Repeat every line exactly, keeping the pictures out of the copy.

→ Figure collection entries
****************

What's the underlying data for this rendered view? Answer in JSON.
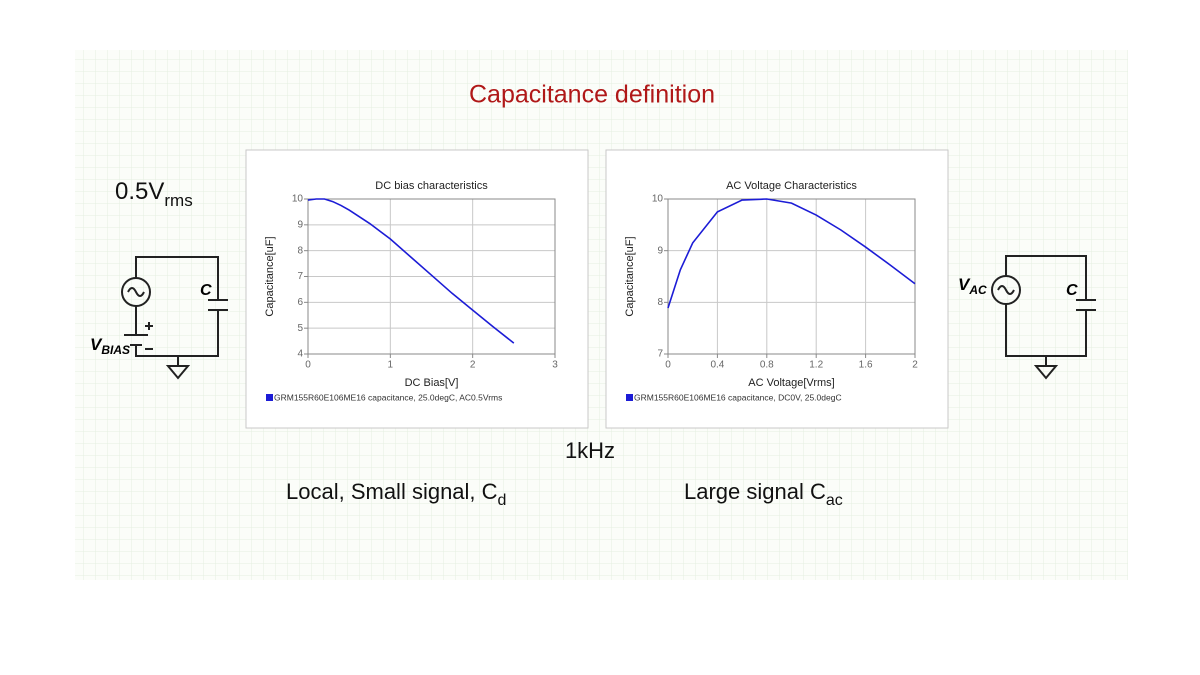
{
  "slide": {
    "title": "Capacitance definition",
    "frequency": "1kHz",
    "left_caption": {
      "main": "Local, Small signal, C",
      "sub": "d"
    },
    "right_caption": {
      "main": "Large signal C",
      "sub": "ac"
    },
    "left_amplitude": {
      "main": "0.5V",
      "sub": "rms"
    },
    "left_circuit": {
      "capacitor": "C",
      "source": {
        "main": "V",
        "sub": "BIAS"
      }
    },
    "right_circuit": {
      "capacitor": "C",
      "source": {
        "main": "V",
        "sub": "AC"
      }
    }
  },
  "chart_data": [
    {
      "type": "line",
      "title": "DC bias characteristics",
      "x_label": "DC Bias[V]",
      "y_label": "Capacitance[uF]",
      "x": [
        0,
        0.1,
        0.2,
        0.3,
        0.4,
        0.5,
        0.75,
        1,
        1.25,
        1.5,
        1.75,
        2,
        2.25,
        2.5
      ],
      "series": [
        {
          "name": "GRM155R60E106ME16 capacitance, 25.0degC, AC0.5Vrms",
          "color": "#1c1cd6",
          "values": [
            9.96,
            10,
            10,
            9.9,
            9.75,
            9.57,
            9.05,
            8.45,
            7.75,
            7.05,
            6.35,
            5.7,
            5.05,
            4.42
          ]
        }
      ],
      "xlim": [
        0,
        3
      ],
      "xticks": [
        0,
        1,
        2,
        3
      ],
      "ylim": [
        4,
        10
      ],
      "yticks": [
        4,
        5,
        6,
        7,
        8,
        9,
        10
      ],
      "grid": true
    },
    {
      "type": "line",
      "title": "AC Voltage Characteristics",
      "x_label": "AC Voltage[Vrms]",
      "y_label": "Capacitance[uF]",
      "x": [
        0,
        0.1,
        0.2,
        0.4,
        0.6,
        0.8,
        1.0,
        1.2,
        1.4,
        1.6,
        1.8,
        2.0
      ],
      "series": [
        {
          "name": "GRM155R60E106ME16 capacitance, DC0V, 25.0degC",
          "color": "#1c1cd6",
          "values": [
            7.89,
            8.63,
            9.15,
            9.75,
            9.98,
            10,
            9.92,
            9.69,
            9.4,
            9.07,
            8.72,
            8.36
          ]
        }
      ],
      "xlim": [
        0,
        2
      ],
      "xticks": [
        0,
        0.4,
        0.8,
        1.2,
        1.6,
        2
      ],
      "ylim": [
        7,
        10
      ],
      "yticks": [
        7,
        8,
        9,
        10
      ],
      "grid": true
    }
  ]
}
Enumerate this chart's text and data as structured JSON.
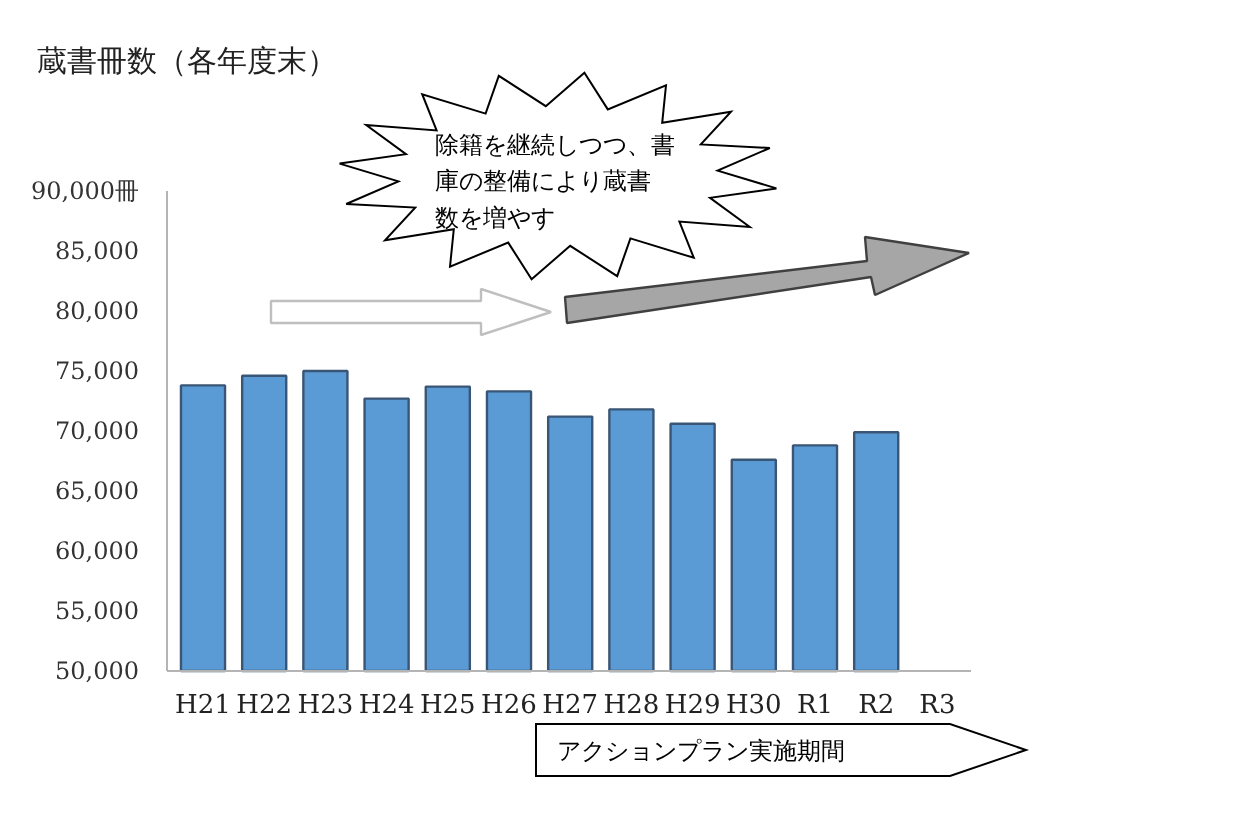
{
  "chart_data": {
    "type": "bar",
    "title": "蔵書冊数（各年度末）",
    "categories": [
      "H21",
      "H22",
      "H23",
      "H24",
      "H25",
      "H26",
      "H27",
      "H28",
      "H29",
      "H30",
      "R1",
      "R2",
      "R3"
    ],
    "values": [
      73800,
      74600,
      75000,
      72700,
      73700,
      73300,
      71200,
      71800,
      70600,
      67600,
      68800,
      69900,
      null
    ],
    "color": "#5b9bd5",
    "ylim": [
      50000,
      90000
    ],
    "yticks": [
      {
        "value": 50000,
        "label": "50,000"
      },
      {
        "value": 55000,
        "label": "55,000"
      },
      {
        "value": 60000,
        "label": "60,000"
      },
      {
        "value": 65000,
        "label": "65,000"
      },
      {
        "value": 70000,
        "label": "70,000"
      },
      {
        "value": 75000,
        "label": "75,000"
      },
      {
        "value": 80000,
        "label": "80,000"
      },
      {
        "value": 85000,
        "label": "85,000"
      },
      {
        "value": 90000,
        "label": "90,000冊"
      }
    ],
    "annotations": [
      "除籍を継続しつつ、書庫の整備により蔵書数を増やす",
      "アクションプラン実施期間"
    ]
  }
}
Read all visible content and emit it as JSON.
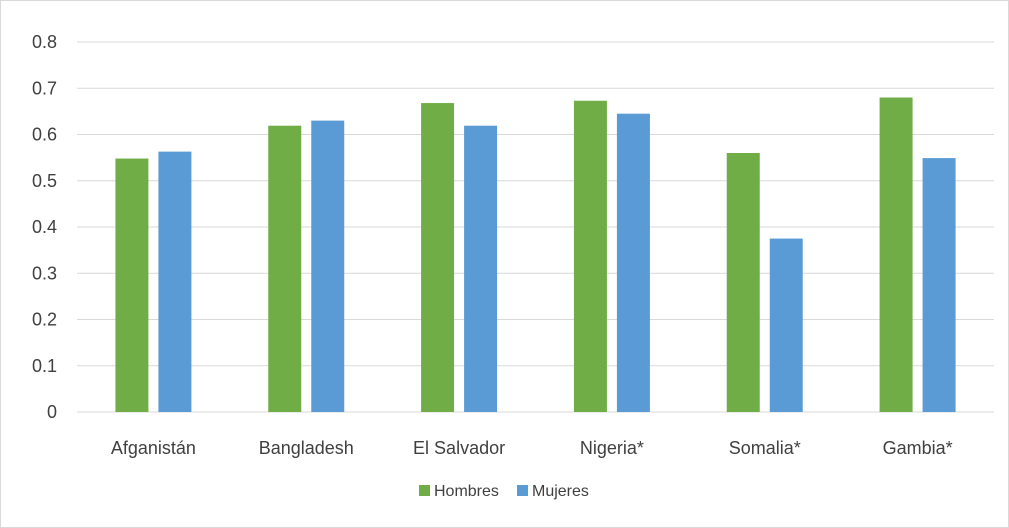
{
  "chart_data": {
    "type": "bar",
    "title": "",
    "xlabel": "",
    "ylabel": "",
    "categories": [
      "Afganistán",
      "Bangladesh",
      "El Salvador",
      "Nigeria*",
      "Somalia*",
      "Gambia*"
    ],
    "series": [
      {
        "name": "Hombres",
        "color": "#70ad47",
        "values": [
          0.548,
          0.619,
          0.668,
          0.673,
          0.56,
          0.68
        ]
      },
      {
        "name": "Mujeres",
        "color": "#5b9bd5",
        "values": [
          0.563,
          0.63,
          0.619,
          0.645,
          0.375,
          0.549
        ]
      }
    ],
    "ylim": [
      0,
      0.8
    ],
    "yticks": [
      "0",
      "0.1",
      "0.2",
      "0.3",
      "0.4",
      "0.5",
      "0.6",
      "0.7",
      "0.8"
    ],
    "grid": true,
    "legend_position": "bottom"
  }
}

****************

→ Reply
What's the underlying data for this rendered view? Answer in JSON.
{
  "slide": {
    "title": "Capacitance definition",
    "frequency": "1kHz",
    "left_caption": {
      "main": "Local, Small signal, C",
      "sub": "d"
    },
    "right_caption": {
      "main": "Large signal C",
      "sub": "ac"
    },
    "left_amplitude": {
      "main": "0.5V",
      "sub": "rms"
    },
    "left_circuit": {
      "capacitor": "C",
      "source": {
        "main": "V",
        "sub": "BIAS"
      }
    },
    "right_circuit": {
      "capacitor": "C",
      "source": {
        "main": "V",
        "sub": "AC"
      }
    }
  },
  "chart_data": [
    {
      "type": "line",
      "title": "DC bias characteristics",
      "x_label": "DC Bias[V]",
      "y_label": "Capacitance[uF]",
      "x": [
        0,
        0.1,
        0.2,
        0.3,
        0.4,
        0.5,
        0.75,
        1,
        1.25,
        1.5,
        1.75,
        2,
        2.25,
        2.5
      ],
      "series": [
        {
          "name": "GRM155R60E106ME16 capacitance, 25.0degC, AC0.5Vrms",
          "color": "#1c1cd6",
          "values": [
            9.96,
            10,
            10,
            9.9,
            9.75,
            9.57,
            9.05,
            8.45,
            7.75,
            7.05,
            6.35,
            5.7,
            5.05,
            4.42
          ]
        }
      ],
      "xlim": [
        0,
        3
      ],
      "xticks": [
        0,
        1,
        2,
        3
      ],
      "ylim": [
        4,
        10
      ],
      "yticks": [
        4,
        5,
        6,
        7,
        8,
        9,
        10
      ],
      "grid": true
    },
    {
      "type": "line",
      "title": "AC Voltage Characteristics",
      "x_label": "AC Voltage[Vrms]",
      "y_label": "Capacitance[uF]",
      "x": [
        0,
        0.1,
        0.2,
        0.4,
        0.6,
        0.8,
        1.0,
        1.2,
        1.4,
        1.6,
        1.8,
        2.0
      ],
      "series": [
        {
          "name": "GRM155R60E106ME16 capacitance, DC0V, 25.0degC",
          "color": "#1c1cd6",
          "values": [
            7.89,
            8.63,
            9.15,
            9.75,
            9.98,
            10,
            9.92,
            9.69,
            9.4,
            9.07,
            8.72,
            8.36
          ]
        }
      ],
      "xlim": [
        0,
        2
      ],
      "xticks": [
        0,
        0.4,
        0.8,
        1.2,
        1.6,
        2
      ],
      "ylim": [
        7,
        10
      ],
      "yticks": [
        7,
        8,
        9,
        10
      ],
      "grid": true
    }
  ]
}
Enumerate this chart's text and data as structured JSON.
{
  "chart_data": {
    "type": "bar",
    "title": "蔵書冊数（各年度末）",
    "categories": [
      "H21",
      "H22",
      "H23",
      "H24",
      "H25",
      "H26",
      "H27",
      "H28",
      "H29",
      "H30",
      "R1",
      "R2",
      "R3"
    ],
    "values": [
      73800,
      74600,
      75000,
      72700,
      73700,
      73300,
      71200,
      71800,
      70600,
      67600,
      68800,
      69900,
      null
    ],
    "color": "#5b9bd5",
    "ylim": [
      50000,
      90000
    ],
    "yticks": [
      {
        "value": 50000,
        "label": "50,000"
      },
      {
        "value": 55000,
        "label": "55,000"
      },
      {
        "value": 60000,
        "label": "60,000"
      },
      {
        "value": 65000,
        "label": "65,000"
      },
      {
        "value": 70000,
        "label": "70,000"
      },
      {
        "value": 75000,
        "label": "75,000"
      },
      {
        "value": 80000,
        "label": "80,000"
      },
      {
        "value": 85000,
        "label": "85,000"
      },
      {
        "value": 90000,
        "label": "90,000冊"
      }
    ],
    "annotations": [
      "除籍を継続しつつ、書庫の整備により蔵書数を増やす",
      "アクションプラン実施期間"
    ]
  }
}
Read all visible content and emit it as JSON.
{
  "chart_data": {
    "type": "bar",
    "title": "",
    "xlabel": "",
    "ylabel": "",
    "categories": [
      "Afganistán",
      "Bangladesh",
      "El Salvador",
      "Nigeria*",
      "Somalia*",
      "Gambia*"
    ],
    "series": [
      {
        "name": "Hombres",
        "color": "#70ad47",
        "values": [
          0.548,
          0.619,
          0.668,
          0.673,
          0.56,
          0.68
        ]
      },
      {
        "name": "Mujeres",
        "color": "#5b9bd5",
        "values": [
          0.563,
          0.63,
          0.619,
          0.645,
          0.375,
          0.549
        ]
      }
    ],
    "ylim": [
      0,
      0.8
    ],
    "yticks": [
      "0",
      "0.1",
      "0.2",
      "0.3",
      "0.4",
      "0.5",
      "0.6",
      "0.7",
      "0.8"
    ],
    "grid": true,
    "legend_position": "bottom"
  }
}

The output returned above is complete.